TASK DESCRIPTION
Note how many lines include the word "GREEN", and give that number by itself.

---------- STORED DATA ----------

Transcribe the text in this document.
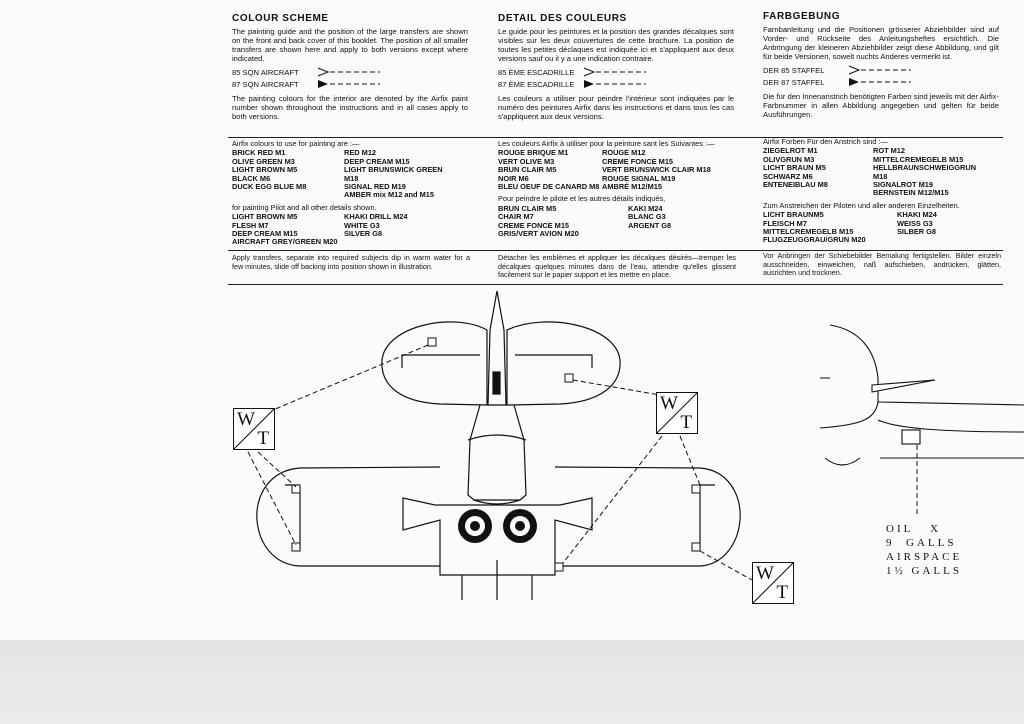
COLOUR SCHEME
The painting guide and the position of the large transfers are shown on the front and back cover of this booklet. The position of all smaller transfers are shown here and apply to both versions except where indicated.
85 SQN AIRCRAFT
87 SQN AIRCRAFT
The painting colours for the interior are denoted by the Airfix paint number shown throughout the instructions and in all cases apply to both versions.
DETAIL DES COULEURS
Le guide pour les peintures et la position des grandes décalques sont visibles sur les deux couvertures de cette brochure. La position de toutes les petites déclaques est indiquée ici et s'appliquent aux deux versions sauf ou il y a une indication contraire.
85 ÈME ESCADRILLE
87 ÈME ESCADRILLE
Les couleurs a utiliser pour peindre l'intérieur sont indiquées par le numéro des peintures Airfix dans les instructions et dans tous les cas s'appliquent aux deux versions.
FARBGEBUNG
Farnbanleitung und die Positionen grösserer Abziehbilder sind auf Vorder- und Rückseite des Anleitungsheftes ersichtlich. Die Anbringung der kleineren Abziehbilder zeigt diese Abbildung, und gilt für beide Versionen, sowelt nuchts Anderes vermerkt ist.
DER 85 STAFFEL
DER 87 STAFFEL
Die für den Innenanstrich benötigten Farben sind jeweils mit der Airfix-Farbnummer in allen Abbildung angegeben und gelten für beide Ausführungen.
Airfix colours to use for painting are :—
BRICK RED M1	RED M12
OLIVE GREEN M3	DEEP CREAM M15
LIGHT BROWN M5	LIGHT BRUNSWICK GREEN
BLACK M6	M18
DUCK EGG BLUE M8	SIGNAL RED M19
AMBER mix M12 and M15
for painting Pilot and all other details shown.
LIGHT BROWN M5	KHAKI DRILL M24
FLESH M7	WHITE G3
DEEP CREAM M15	SILVER G8
AIRCRAFT GREY/GREEN M20
Les couleurs Airfix à utiliser pour la peinture sant les Suivantes :—
ROUGE BRIQUE M1	ROUGE M12
VERT OLIVE M3	CREME FONCE M15
BRUN CLAIR M5	VERT BRUNSWICK CLAIR M18
NOIR M6	ROUGE SIGNAL M19
BLEU OEUF DE CANARD M8 AMBRÉ M12/M15
Pour peindre le pilote et les autres détails indiqués,
BRUN CLAIR M5	KAKI M24
CHAIR M7	BLANC G3
CREME FONCE M15	ARGENT G8
GRIS/VERT AVION M20
Airfix Forben Für den Anstrich sind :—
ZIEGELROT M1	ROT M12
OLIVGRUN M3	MITTELCREMEGELB M15
LICHT BRAUN M5	HELLBRAUNSCHWEIGGRUN
SCHWARZ M6	M18
ENTENEIBLAU M8	SIGNALROT M19
BERNSTEIN M12/M15
Zum Anstreichen der Piloten und aller anderen Einzelheiten.
LICHT BRAUNM5	KHAKI M24
FLEISCH M7	WEISS G3
MITTELCREMEGELB M15	SILBER G8
FLUGZEUGGRAU/GRUN M20
Apply transfers, separate into required subjects dip in warm water for a few minutes, slide off backing into position shown in illustration.
Détacher les emblèmes et appliquer les décalques désirés—tremper les décalques quelques minutes dans de l'eau, attendre qu'elles glissent facilement sur le papier support et les mettre en place.
Vor Anbringen der Schiebebilder Bemalung fertigstellen. Bilder einzeln ausschneiden, einweichen, naß aufschieben, andrücken, glätten, ausrichten und trocknen.
W
T
W
T
W
T
OIL   X
9  GALLS
AIRSPACE
1½ GALLS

----------

CORRECT RESULT
3